─── EXERCISE MATERIALS ───

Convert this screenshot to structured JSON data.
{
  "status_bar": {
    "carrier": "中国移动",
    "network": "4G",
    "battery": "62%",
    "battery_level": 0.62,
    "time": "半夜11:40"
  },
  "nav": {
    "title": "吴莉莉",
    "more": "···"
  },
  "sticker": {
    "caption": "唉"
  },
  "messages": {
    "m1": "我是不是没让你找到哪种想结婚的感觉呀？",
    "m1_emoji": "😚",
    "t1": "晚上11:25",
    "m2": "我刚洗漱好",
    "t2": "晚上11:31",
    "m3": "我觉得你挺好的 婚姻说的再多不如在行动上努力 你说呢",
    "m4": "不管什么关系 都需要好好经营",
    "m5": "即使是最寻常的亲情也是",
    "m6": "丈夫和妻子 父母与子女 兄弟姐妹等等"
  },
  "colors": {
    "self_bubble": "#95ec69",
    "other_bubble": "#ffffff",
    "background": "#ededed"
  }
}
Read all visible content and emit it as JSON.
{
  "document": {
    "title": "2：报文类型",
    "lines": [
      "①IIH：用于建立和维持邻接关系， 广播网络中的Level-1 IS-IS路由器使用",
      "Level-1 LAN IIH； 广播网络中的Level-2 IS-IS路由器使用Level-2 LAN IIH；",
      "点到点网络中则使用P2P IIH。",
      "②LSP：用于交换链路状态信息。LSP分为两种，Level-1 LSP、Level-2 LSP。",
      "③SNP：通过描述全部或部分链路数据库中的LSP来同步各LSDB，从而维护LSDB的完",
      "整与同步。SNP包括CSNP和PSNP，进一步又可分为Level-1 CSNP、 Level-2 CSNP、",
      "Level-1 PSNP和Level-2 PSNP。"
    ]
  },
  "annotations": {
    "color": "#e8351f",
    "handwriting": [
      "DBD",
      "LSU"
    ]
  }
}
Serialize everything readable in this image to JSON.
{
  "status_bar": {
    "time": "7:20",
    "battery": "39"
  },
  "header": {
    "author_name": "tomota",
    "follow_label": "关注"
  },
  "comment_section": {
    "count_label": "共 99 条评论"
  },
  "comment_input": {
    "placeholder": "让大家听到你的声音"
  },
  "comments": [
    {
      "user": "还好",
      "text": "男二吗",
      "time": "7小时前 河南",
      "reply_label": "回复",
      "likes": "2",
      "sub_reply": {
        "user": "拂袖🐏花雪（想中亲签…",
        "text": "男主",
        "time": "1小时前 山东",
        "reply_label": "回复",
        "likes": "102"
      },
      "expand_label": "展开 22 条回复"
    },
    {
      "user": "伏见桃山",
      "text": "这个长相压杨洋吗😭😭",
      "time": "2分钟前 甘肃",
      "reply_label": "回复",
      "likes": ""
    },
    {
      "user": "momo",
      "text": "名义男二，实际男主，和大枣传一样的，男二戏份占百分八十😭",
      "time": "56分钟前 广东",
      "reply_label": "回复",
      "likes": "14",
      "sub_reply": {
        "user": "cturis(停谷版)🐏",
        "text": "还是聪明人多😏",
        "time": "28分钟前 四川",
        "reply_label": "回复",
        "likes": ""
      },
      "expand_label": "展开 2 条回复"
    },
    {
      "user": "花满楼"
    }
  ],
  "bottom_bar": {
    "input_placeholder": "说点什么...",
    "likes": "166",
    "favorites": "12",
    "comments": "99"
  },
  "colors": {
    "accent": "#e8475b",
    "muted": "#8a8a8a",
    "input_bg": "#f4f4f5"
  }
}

───

▶ **SET TASK**: Exactly reproduce every line of the data above.

▶ **WORKED SOLUTION**:
Convert this screenshot to structured JSON data.
{
  "status_bar": {
    "carrier": "中国移动",
    "network": "4G",
    "battery": "62%",
    "battery_level": 0.62,
    "time": "半夜11:40"
  },
  "nav": {
    "title": "吴莉莉",
    "more": "···"
  },
  "sticker": {
    "caption": "唉"
  },
  "messages": {
    "m1": "我是不是没让你找到哪种想结婚的感觉呀？",
    "m1_emoji": "😚",
    "t1": "晚上11:25",
    "m2": "我刚洗漱好",
    "t2": "晚上11:31",
    "m3": "我觉得你挺好的 婚姻说的再多不如在行动上努力 你说呢",
    "m4": "不管什么关系 都需要好好经营",
    "m5": "即使是最寻常的亲情也是",
    "m6": "丈夫和妻子 父母与子女 兄弟姐妹等等"
  },
  "colors": {
    "self_bubble": "#95ec69",
    "other_bubble": "#ffffff",
    "background": "#ededed"
  }
}
Read all visible content and emit it as JSON.
{
  "document": {
    "title": "2：报文类型",
    "lines": [
      "①IIH：用于建立和维持邻接关系， 广播网络中的Level-1 IS-IS路由器使用",
      "Level-1 LAN IIH； 广播网络中的Level-2 IS-IS路由器使用Level-2 LAN IIH；",
      "点到点网络中则使用P2P IIH。",
      "②LSP：用于交换链路状态信息。LSP分为两种，Level-1 LSP、Level-2 LSP。",
      "③SNP：通过描述全部或部分链路数据库中的LSP来同步各LSDB，从而维护LSDB的完",
      "整与同步。SNP包括CSNP和PSNP，进一步又可分为Level-1 CSNP、 Level-2 CSNP、",
      "Level-1 PSNP和Level-2 PSNP。"
    ]
  },
  "annotations": {
    "color": "#e8351f",
    "handwriting": [
      "DBD",
      "LSU"
    ]
  }
}
Serialize everything readable in this image to JSON.
{
  "status_bar": {
    "time": "7:20",
    "battery": "39"
  },
  "header": {
    "author_name": "tomota",
    "follow_label": "关注"
  },
  "comment_section": {
    "count_label": "共 99 条评论"
  },
  "comment_input": {
    "placeholder": "让大家听到你的声音"
  },
  "comments": [
    {
      "user": "还好",
      "text": "男二吗",
      "time": "7小时前 河南",
      "reply_label": "回复",
      "likes": "2",
      "sub_reply": {
        "user": "拂袖🐏花雪（想中亲签…",
        "text": "男主",
        "time": "1小时前 山东",
        "reply_label": "回复",
        "likes": "102"
      },
      "expand_label": "展开 22 条回复"
    },
    {
      "user": "伏见桃山",
      "text": "这个长相压杨洋吗😭😭",
      "time": "2分钟前 甘肃",
      "reply_label": "回复",
      "likes": ""
    },
    {
      "user": "momo",
      "text": "名义男二，实际男主，和大枣传一样的，男二戏份占百分八十😭",
      "time": "56分钟前 广东",
      "reply_label": "回复",
      "likes": "14",
      "sub_reply": {
        "user": "cturis(停谷版)🐏",
        "text": "还是聪明人多😏",
        "time": "28分钟前 四川",
        "reply_label": "回复",
        "likes": ""
      },
      "expand_label": "展开 2 条回复"
    },
    {
      "user": "花满楼"
    }
  ],
  "bottom_bar": {
    "input_placeholder": "说点什么...",
    "likes": "166",
    "favorites": "12",
    "comments": "99"
  },
  "colors": {
    "accent": "#e8475b",
    "muted": "#8a8a8a",
    "input_bg": "#f4f4f5"
  }
}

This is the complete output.